[Part of a data file]
____________

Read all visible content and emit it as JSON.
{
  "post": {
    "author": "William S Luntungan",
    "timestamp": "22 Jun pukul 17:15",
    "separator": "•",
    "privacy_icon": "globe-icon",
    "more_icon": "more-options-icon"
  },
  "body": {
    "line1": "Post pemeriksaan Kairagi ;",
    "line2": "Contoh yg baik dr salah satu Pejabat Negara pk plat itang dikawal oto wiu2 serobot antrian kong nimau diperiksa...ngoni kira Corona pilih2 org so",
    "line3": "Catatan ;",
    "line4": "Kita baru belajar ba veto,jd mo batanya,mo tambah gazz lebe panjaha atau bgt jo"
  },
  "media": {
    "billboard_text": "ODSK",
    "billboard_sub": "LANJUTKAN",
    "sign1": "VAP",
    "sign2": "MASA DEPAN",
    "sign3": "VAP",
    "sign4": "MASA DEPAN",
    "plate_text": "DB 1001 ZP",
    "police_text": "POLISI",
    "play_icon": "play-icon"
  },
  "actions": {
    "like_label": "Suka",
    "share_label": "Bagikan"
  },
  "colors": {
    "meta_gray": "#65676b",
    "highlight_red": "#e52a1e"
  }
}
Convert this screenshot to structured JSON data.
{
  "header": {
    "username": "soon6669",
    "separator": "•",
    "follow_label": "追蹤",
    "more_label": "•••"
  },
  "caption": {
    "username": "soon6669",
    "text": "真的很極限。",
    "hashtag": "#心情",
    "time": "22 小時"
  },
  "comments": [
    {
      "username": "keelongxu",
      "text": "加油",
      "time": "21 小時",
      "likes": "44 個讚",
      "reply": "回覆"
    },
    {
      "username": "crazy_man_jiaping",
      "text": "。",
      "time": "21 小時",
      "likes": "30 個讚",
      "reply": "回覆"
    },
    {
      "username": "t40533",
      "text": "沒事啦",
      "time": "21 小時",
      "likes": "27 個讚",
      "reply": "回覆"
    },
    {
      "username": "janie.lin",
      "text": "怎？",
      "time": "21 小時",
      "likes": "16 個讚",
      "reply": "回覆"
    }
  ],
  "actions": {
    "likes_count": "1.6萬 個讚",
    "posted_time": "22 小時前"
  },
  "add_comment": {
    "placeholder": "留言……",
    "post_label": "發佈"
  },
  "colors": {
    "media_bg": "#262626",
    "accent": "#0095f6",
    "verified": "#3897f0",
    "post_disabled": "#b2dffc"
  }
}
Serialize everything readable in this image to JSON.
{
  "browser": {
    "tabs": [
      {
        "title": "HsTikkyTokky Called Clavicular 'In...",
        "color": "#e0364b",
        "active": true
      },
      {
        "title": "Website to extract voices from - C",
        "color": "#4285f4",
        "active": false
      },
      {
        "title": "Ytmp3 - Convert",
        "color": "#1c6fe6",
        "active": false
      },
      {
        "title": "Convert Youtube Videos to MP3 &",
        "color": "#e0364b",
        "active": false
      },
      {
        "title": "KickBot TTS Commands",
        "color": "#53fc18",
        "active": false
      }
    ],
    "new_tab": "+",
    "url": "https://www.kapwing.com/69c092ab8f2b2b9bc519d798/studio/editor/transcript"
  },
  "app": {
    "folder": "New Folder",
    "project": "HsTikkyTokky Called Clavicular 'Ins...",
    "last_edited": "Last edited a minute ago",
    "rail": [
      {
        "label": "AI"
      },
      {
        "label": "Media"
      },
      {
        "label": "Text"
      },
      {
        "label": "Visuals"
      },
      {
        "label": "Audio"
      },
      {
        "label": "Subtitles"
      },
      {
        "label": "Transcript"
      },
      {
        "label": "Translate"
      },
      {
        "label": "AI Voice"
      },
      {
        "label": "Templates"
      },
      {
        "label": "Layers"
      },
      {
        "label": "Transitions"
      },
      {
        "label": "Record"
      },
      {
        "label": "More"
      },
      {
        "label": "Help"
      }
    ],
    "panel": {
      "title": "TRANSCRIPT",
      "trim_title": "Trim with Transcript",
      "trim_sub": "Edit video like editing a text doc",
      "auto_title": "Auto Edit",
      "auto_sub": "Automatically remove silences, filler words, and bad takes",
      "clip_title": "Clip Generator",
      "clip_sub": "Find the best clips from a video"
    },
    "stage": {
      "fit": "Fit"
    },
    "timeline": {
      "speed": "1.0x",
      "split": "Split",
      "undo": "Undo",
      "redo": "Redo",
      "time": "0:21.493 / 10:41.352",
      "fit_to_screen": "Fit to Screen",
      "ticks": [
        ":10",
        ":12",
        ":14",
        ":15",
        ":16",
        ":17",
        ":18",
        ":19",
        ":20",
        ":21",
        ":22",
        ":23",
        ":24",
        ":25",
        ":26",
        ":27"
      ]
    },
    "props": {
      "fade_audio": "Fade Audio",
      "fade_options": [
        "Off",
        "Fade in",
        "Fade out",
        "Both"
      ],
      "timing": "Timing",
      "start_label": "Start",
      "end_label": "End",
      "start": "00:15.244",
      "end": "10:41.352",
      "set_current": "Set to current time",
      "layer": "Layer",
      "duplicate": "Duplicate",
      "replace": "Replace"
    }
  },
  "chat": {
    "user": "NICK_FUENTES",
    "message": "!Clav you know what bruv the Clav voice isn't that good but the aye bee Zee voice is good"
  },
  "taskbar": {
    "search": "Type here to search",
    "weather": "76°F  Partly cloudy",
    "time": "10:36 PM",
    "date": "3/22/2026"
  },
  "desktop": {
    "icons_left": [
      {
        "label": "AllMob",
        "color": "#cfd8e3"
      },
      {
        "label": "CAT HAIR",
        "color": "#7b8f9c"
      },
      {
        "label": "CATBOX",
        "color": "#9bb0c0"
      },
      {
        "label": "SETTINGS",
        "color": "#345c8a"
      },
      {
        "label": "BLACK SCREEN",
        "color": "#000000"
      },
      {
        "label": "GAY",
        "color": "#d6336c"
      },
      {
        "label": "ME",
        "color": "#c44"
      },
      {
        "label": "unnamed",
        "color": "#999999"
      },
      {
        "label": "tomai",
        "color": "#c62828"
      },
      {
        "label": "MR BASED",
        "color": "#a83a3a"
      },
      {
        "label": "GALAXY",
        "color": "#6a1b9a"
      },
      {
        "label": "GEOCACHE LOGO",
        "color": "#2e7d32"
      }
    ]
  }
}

____________

Reproduce every entry shown above, precisely as it stands.

Read all visible content and emit it as JSON.
{
  "post": {
    "author": "William S Luntungan",
    "timestamp": "22 Jun pukul 17:15",
    "separator": "•",
    "privacy_icon": "globe-icon",
    "more_icon": "more-options-icon"
  },
  "body": {
    "line1": "Post pemeriksaan Kairagi ;",
    "line2": "Contoh yg baik dr salah satu Pejabat Negara pk plat itang dikawal oto wiu2 serobot antrian kong nimau diperiksa...ngoni kira Corona pilih2 org so",
    "line3": "Catatan ;",
    "line4": "Kita baru belajar ba veto,jd mo batanya,mo tambah gazz lebe panjaha atau bgt jo"
  },
  "media": {
    "billboard_text": "ODSK",
    "billboard_sub": "LANJUTKAN",
    "sign1": "VAP",
    "sign2": "MASA DEPAN",
    "sign3": "VAP",
    "sign4": "MASA DEPAN",
    "plate_text": "DB 1001 ZP",
    "police_text": "POLISI",
    "play_icon": "play-icon"
  },
  "actions": {
    "like_label": "Suka",
    "share_label": "Bagikan"
  },
  "colors": {
    "meta_gray": "#65676b",
    "highlight_red": "#e52a1e"
  }
}
Convert this screenshot to structured JSON data.
{
  "header": {
    "username": "soon6669",
    "separator": "•",
    "follow_label": "追蹤",
    "more_label": "•••"
  },
  "caption": {
    "username": "soon6669",
    "text": "真的很極限。",
    "hashtag": "#心情",
    "time": "22 小時"
  },
  "comments": [
    {
      "username": "keelongxu",
      "text": "加油",
      "time": "21 小時",
      "likes": "44 個讚",
      "reply": "回覆"
    },
    {
      "username": "crazy_man_jiaping",
      "text": "。",
      "time": "21 小時",
      "likes": "30 個讚",
      "reply": "回覆"
    },
    {
      "username": "t40533",
      "text": "沒事啦",
      "time": "21 小時",
      "likes": "27 個讚",
      "reply": "回覆"
    },
    {
      "username": "janie.lin",
      "text": "怎？",
      "time": "21 小時",
      "likes": "16 個讚",
      "reply": "回覆"
    }
  ],
  "actions": {
    "likes_count": "1.6萬 個讚",
    "posted_time": "22 小時前"
  },
  "add_comment": {
    "placeholder": "留言……",
    "post_label": "發佈"
  },
  "colors": {
    "media_bg": "#262626",
    "accent": "#0095f6",
    "verified": "#3897f0",
    "post_disabled": "#b2dffc"
  }
}
Serialize everything readable in this image to JSON.
{
  "browser": {
    "tabs": [
      {
        "title": "HsTikkyTokky Called Clavicular 'In...",
        "color": "#e0364b",
        "active": true
      },
      {
        "title": "Website to extract voices from - C",
        "color": "#4285f4",
        "active": false
      },
      {
        "title": "Ytmp3 - Convert",
        "color": "#1c6fe6",
        "active": false
      },
      {
        "title": "Convert Youtube Videos to MP3 &",
        "color": "#e0364b",
        "active": false
      },
      {
        "title": "KickBot TTS Commands",
        "color": "#53fc18",
        "active": false
      }
    ],
    "new_tab": "+",
    "url": "https://www.kapwing.com/69c092ab8f2b2b9bc519d798/studio/editor/transcript"
  },
  "app": {
    "folder": "New Folder",
    "project": "HsTikkyTokky Called Clavicular 'Ins...",
    "last_edited": "Last edited a minute ago",
    "rail": [
      {
        "label": "AI"
      },
      {
        "label": "Media"
      },
      {
        "label": "Text"
      },
      {
        "label": "Visuals"
      },
      {
        "label": "Audio"
      },
      {
        "label": "Subtitles"
      },
      {
        "label": "Transcript"
      },
      {
        "label": "Translate"
      },
      {
        "label": "AI Voice"
      },
      {
        "label": "Templates"
      },
      {
        "label": "Layers"
      },
      {
        "label": "Transitions"
      },
      {
        "label": "Record"
      },
      {
        "label": "More"
      },
      {
        "label": "Help"
      }
    ],
    "panel": {
      "title": "TRANSCRIPT",
      "trim_title": "Trim with Transcript",
      "trim_sub": "Edit video like editing a text doc",
      "auto_title": "Auto Edit",
      "auto_sub": "Automatically remove silences, filler words, and bad takes",
      "clip_title": "Clip Generator",
      "clip_sub": "Find the best clips from a video"
    },
    "stage": {
      "fit": "Fit"
    },
    "timeline": {
      "speed": "1.0x",
      "split": "Split",
      "undo": "Undo",
      "redo": "Redo",
      "time": "0:21.493 / 10:41.352",
      "fit_to_screen": "Fit to Screen",
      "ticks": [
        ":10",
        ":12",
        ":14",
        ":15",
        ":16",
        ":17",
        ":18",
        ":19",
        ":20",
        ":21",
        ":22",
        ":23",
        ":24",
        ":25",
        ":26",
        ":27"
      ]
    },
    "props": {
      "fade_audio": "Fade Audio",
      "fade_options": [
        "Off",
        "Fade in",
        "Fade out",
        "Both"
      ],
      "timing": "Timing",
      "start_label": "Start",
      "end_label": "End",
      "start": "00:15.244",
      "end": "10:41.352",
      "set_current": "Set to current time",
      "layer": "Layer",
      "duplicate": "Duplicate",
      "replace": "Replace"
    }
  },
  "chat": {
    "user": "NICK_FUENTES",
    "message": "!Clav you know what bruv the Clav voice isn't that good but the aye bee Zee voice is good"
  },
  "taskbar": {
    "search": "Type here to search",
    "weather": "76°F  Partly cloudy",
    "time": "10:36 PM",
    "date": "3/22/2026"
  },
  "desktop": {
    "icons_left": [
      {
        "label": "AllMob",
        "color": "#cfd8e3"
      },
      {
        "label": "CAT HAIR",
        "color": "#7b8f9c"
      },
      {
        "label": "CATBOX",
        "color": "#9bb0c0"
      },
      {
        "label": "SETTINGS",
        "color": "#345c8a"
      },
      {
        "label": "BLACK SCREEN",
        "color": "#000000"
      },
      {
        "label": "GAY",
        "color": "#d6336c"
      },
      {
        "label": "ME",
        "color": "#c44"
      },
      {
        "label": "unnamed",
        "color": "#999999"
      },
      {
        "label": "tomai",
        "color": "#c62828"
      },
      {
        "label": "MR BASED",
        "color": "#a83a3a"
      },
      {
        "label": "GALAXY",
        "color": "#6a1b9a"
      },
      {
        "label": "GEOCACHE LOGO",
        "color": "#2e7d32"
      }
    ]
  }
}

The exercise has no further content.